# GIVEN EXERCISE:
Copy every line in which the string "Area" occurs.

# MATERIAL PROVIDED:
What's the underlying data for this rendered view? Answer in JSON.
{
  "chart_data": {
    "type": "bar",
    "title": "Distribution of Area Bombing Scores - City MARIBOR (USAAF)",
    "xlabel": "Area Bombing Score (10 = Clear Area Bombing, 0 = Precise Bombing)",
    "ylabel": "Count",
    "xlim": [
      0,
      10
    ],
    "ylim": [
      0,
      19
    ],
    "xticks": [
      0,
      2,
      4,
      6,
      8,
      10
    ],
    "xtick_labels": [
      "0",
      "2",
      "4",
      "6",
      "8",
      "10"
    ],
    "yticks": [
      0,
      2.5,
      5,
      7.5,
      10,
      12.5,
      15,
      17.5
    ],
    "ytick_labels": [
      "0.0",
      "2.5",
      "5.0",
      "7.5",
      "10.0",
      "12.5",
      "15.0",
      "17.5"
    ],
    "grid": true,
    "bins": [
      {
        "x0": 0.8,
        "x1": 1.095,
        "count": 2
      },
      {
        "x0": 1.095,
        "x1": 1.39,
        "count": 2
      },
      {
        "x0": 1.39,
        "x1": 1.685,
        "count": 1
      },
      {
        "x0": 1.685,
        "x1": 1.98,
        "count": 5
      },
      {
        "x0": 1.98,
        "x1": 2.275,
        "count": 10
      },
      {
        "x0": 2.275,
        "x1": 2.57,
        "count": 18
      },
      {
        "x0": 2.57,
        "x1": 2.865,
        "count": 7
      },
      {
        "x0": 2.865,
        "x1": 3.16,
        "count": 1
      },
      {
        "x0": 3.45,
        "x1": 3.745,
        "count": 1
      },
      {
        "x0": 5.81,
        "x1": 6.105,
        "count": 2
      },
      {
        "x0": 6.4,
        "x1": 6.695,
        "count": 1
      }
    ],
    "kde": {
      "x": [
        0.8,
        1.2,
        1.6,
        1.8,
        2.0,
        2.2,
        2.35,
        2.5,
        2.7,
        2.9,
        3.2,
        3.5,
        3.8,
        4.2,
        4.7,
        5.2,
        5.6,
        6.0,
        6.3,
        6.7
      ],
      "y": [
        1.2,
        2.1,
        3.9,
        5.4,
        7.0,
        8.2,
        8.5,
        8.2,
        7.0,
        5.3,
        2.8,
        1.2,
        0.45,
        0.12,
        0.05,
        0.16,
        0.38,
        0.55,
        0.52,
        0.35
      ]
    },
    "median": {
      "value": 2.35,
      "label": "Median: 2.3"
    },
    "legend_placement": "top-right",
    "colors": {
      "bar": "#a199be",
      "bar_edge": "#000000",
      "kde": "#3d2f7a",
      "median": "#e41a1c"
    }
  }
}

# COMPLETE ANSWER:
    "title": "Distribution of Area Bombing Scores - City MARIBOR (USAAF)",
    "xlabel": "Area Bombing Score (10 = Clear Area Bombing, 0 = Precise Bombing)",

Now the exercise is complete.